Establish how many lines in the material include the string "value" and report it as a lone number.

───── Records to process

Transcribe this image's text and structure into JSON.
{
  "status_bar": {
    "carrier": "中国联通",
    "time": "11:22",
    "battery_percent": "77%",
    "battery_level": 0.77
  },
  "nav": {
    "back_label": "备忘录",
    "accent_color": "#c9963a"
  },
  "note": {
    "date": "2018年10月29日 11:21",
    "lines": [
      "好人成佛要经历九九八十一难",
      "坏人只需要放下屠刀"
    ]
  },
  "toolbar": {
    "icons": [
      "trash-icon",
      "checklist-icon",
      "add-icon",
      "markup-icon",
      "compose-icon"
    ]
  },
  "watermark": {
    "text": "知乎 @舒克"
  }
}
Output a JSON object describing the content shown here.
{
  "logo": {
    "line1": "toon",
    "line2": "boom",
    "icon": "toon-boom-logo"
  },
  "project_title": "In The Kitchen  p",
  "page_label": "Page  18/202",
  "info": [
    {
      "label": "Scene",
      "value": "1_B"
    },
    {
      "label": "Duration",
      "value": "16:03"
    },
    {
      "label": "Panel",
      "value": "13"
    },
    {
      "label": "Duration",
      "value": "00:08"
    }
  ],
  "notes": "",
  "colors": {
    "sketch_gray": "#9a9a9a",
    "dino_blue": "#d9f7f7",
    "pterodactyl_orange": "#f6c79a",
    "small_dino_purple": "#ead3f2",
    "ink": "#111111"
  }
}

──────────

> [Exercise result] 4